=== Exercise requirements ===
Report only how many lines hold the word "your".

=== Input records ===
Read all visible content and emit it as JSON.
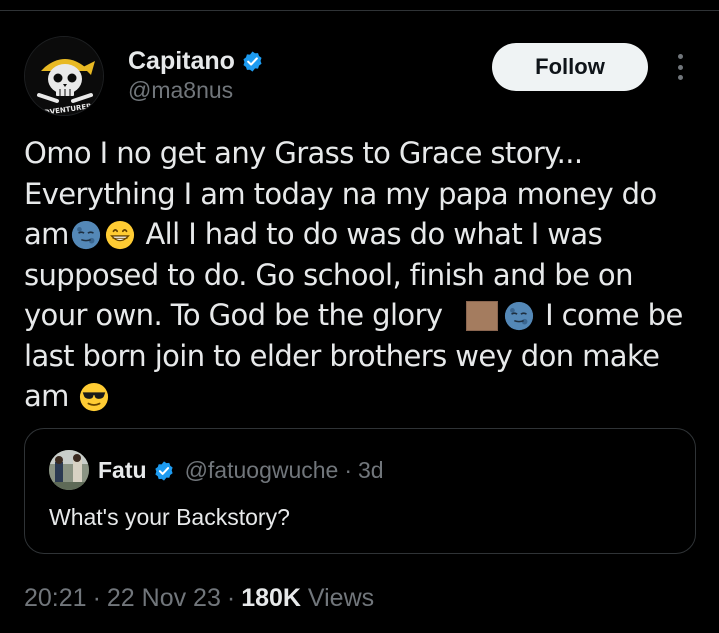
{
  "author": {
    "display_name": "Capitano",
    "handle": "@ma8nus",
    "verified": true,
    "avatar_text": "ADVENTURER"
  },
  "follow_button": {
    "label": "Follow"
  },
  "tweet": {
    "lines": [
      "Omo I no get any Grass to Grace story...",
      "Everything I am today na my papa money do",
      "am",
      " All I had to do was do what I was",
      "supposed to do. Go school, finish and be on",
      "your own. To God be the glory",
      " I come be",
      "last born join to elder brothers wey don make",
      "am"
    ]
  },
  "quote": {
    "display_name": "Fatu",
    "handle": "@fatuogwuche",
    "time": "3d",
    "text": "What's your Backstory?"
  },
  "meta": {
    "time": "20:21",
    "date": "22 Nov 23",
    "views_count": "180K",
    "views_label": "Views",
    "separator": "·"
  },
  "colors": {
    "background": "#000000",
    "text": "#e7e9ea",
    "muted": "#71767b",
    "verified": "#1d9bf0",
    "border": "#2f3336"
  }
}
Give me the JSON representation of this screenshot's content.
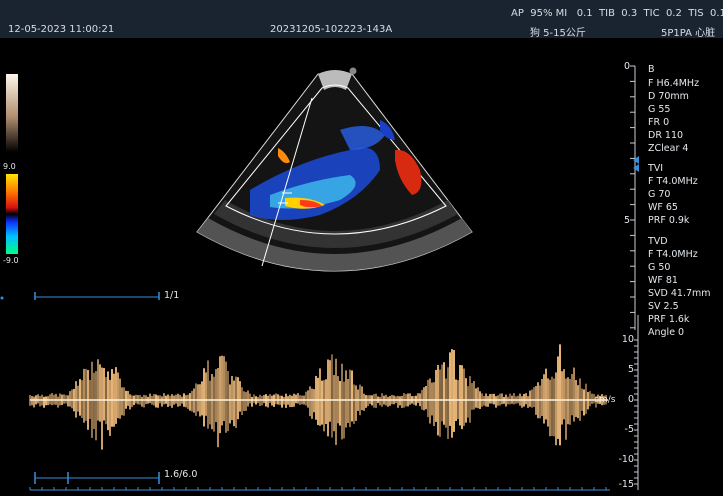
{
  "header": {
    "datetime": "12-05-2023 11:00:21",
    "exam_id": "20231205-102223-143A",
    "patient": "狗 5-15公斤",
    "probe_preset": "5P1PA 心脏",
    "indices": "AP  95% MI   0.1  TIB  0.3  TIC  0.2  TIS  0.1"
  },
  "grayscale_bar": {
    "top_color": "#fff7ea",
    "bottom_color": "#000000"
  },
  "color_bar": {
    "max_label": "9.0",
    "min_label": "-9.0"
  },
  "b_mode": {
    "title": "B",
    "freq": "F H6.4MHz",
    "depth": "D 70mm",
    "gain": "G 55",
    "frame_rate": "FR 0",
    "dynamic_range": "DR 110",
    "zclear": "ZClear 4"
  },
  "tvi": {
    "title": "TVI",
    "freq": "F T4.0MHz",
    "gain": "G 70",
    "wall_filter": "WF 65",
    "prf": "PRF 0.9k"
  },
  "tvd": {
    "title": "TVD",
    "freq": "F T4.0MHz",
    "gain": "G 50",
    "wall_filter": "WF 81",
    "svd": "SVD 41.7mm",
    "sv": "SV 2.5",
    "prf": "PRF 1.6k",
    "angle": "Angle 0"
  },
  "depth_scale": {
    "top": "0",
    "mid": "5"
  },
  "velocity_scale": {
    "unit": "cm/s",
    "ticks": [
      "10",
      "5",
      "0",
      "-5",
      "-10",
      "-15"
    ]
  },
  "cine_top": "1/1",
  "cine_bottom": "1.6/6.0",
  "colors": {
    "accent": "#3a8ed8",
    "doppler": "#f2c98a"
  }
}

=== Response to the task ===
2